• [Figure content listings]:
START
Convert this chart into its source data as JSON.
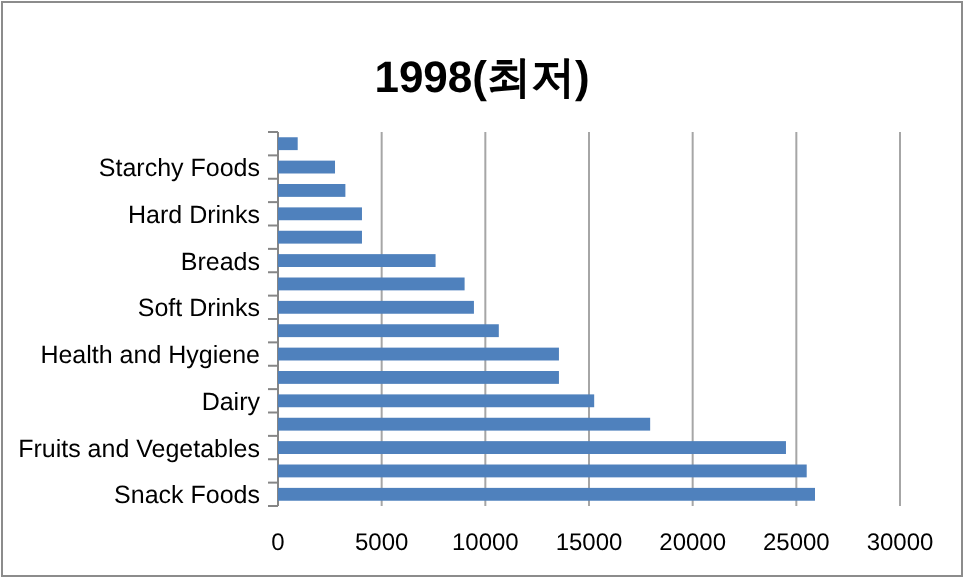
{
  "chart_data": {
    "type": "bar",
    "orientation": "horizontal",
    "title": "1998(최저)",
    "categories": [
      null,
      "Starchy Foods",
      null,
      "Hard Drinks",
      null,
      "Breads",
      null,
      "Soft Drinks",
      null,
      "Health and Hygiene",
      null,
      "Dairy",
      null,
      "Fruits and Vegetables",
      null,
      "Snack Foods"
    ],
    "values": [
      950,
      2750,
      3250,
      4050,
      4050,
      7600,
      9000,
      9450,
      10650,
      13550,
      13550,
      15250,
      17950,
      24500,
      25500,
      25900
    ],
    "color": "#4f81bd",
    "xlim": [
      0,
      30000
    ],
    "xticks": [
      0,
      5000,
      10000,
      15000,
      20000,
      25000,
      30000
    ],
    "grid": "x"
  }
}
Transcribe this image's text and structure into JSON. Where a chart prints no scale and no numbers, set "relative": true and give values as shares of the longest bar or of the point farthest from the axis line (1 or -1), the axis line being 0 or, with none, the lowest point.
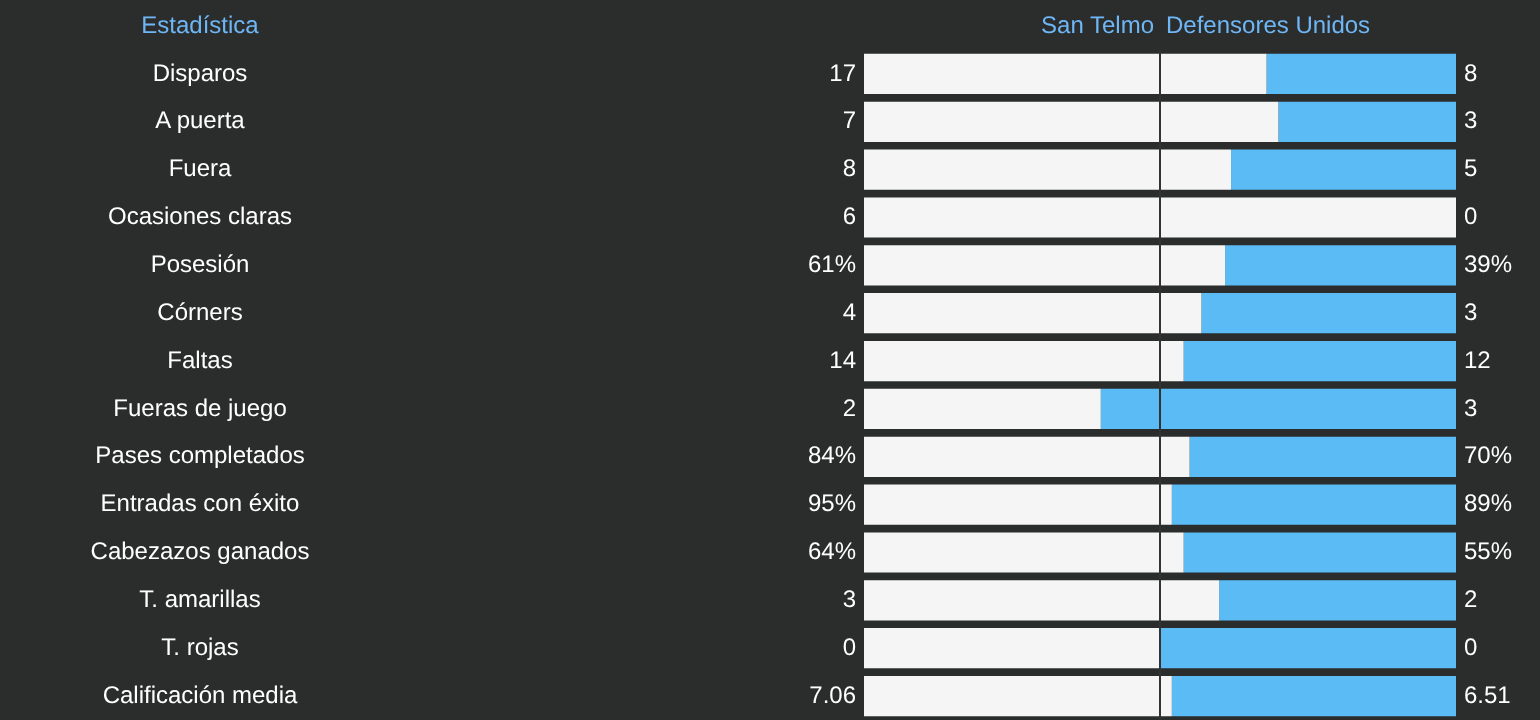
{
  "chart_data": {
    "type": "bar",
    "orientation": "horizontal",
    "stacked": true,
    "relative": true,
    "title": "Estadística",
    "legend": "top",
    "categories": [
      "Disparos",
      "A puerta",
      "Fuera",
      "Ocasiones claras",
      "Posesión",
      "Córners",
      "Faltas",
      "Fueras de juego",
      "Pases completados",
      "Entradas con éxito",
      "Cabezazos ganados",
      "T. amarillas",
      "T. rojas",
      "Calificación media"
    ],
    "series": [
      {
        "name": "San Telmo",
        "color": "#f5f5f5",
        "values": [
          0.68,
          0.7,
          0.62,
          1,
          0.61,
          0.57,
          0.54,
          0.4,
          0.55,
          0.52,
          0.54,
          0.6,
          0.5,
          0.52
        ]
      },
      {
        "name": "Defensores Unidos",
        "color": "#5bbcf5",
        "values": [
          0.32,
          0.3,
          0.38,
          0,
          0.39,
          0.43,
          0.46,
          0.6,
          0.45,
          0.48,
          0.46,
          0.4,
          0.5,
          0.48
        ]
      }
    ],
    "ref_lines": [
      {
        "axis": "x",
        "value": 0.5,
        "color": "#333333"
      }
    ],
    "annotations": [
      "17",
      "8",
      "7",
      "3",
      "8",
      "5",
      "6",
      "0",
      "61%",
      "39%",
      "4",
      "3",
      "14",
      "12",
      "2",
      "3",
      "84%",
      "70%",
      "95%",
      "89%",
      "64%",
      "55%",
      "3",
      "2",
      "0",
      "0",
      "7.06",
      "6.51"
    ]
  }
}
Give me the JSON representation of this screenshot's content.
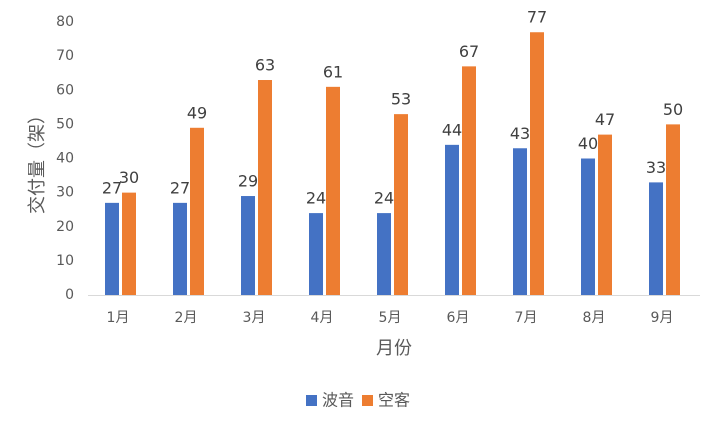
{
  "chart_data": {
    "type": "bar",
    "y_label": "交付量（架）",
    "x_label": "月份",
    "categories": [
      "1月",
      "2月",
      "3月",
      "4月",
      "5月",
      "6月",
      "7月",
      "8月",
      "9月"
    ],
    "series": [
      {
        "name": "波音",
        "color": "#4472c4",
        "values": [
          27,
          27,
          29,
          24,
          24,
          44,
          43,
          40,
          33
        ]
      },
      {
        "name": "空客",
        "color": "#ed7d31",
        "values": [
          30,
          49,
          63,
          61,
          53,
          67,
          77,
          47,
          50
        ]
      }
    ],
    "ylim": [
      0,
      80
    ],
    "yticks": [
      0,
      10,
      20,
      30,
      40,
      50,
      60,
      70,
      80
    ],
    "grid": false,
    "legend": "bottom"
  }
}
END
• [STATED GOAL]:
Set down exactly and only the lines from the line that contains "Give me the" through the last line of the entries above, with both of those lines included and the pictures left out.

• [SOLVED EXERCISE]:
Give me the JSON representation of this screenshot's content.
{
  "chart_data": {
    "type": "bar",
    "y_label": "交付量（架）",
    "x_label": "月份",
    "categories": [
      "1月",
      "2月",
      "3月",
      "4月",
      "5月",
      "6月",
      "7月",
      "8月",
      "9月"
    ],
    "series": [
      {
        "name": "波音",
        "color": "#4472c4",
        "values": [
          27,
          27,
          29,
          24,
          24,
          44,
          43,
          40,
          33
        ]
      },
      {
        "name": "空客",
        "color": "#ed7d31",
        "values": [
          30,
          49,
          63,
          61,
          53,
          67,
          77,
          47,
          50
        ]
      }
    ],
    "ylim": [
      0,
      80
    ],
    "yticks": [
      0,
      10,
      20,
      30,
      40,
      50,
      60,
      70,
      80
    ],
    "grid": false,
    "legend": "bottom"
  }
}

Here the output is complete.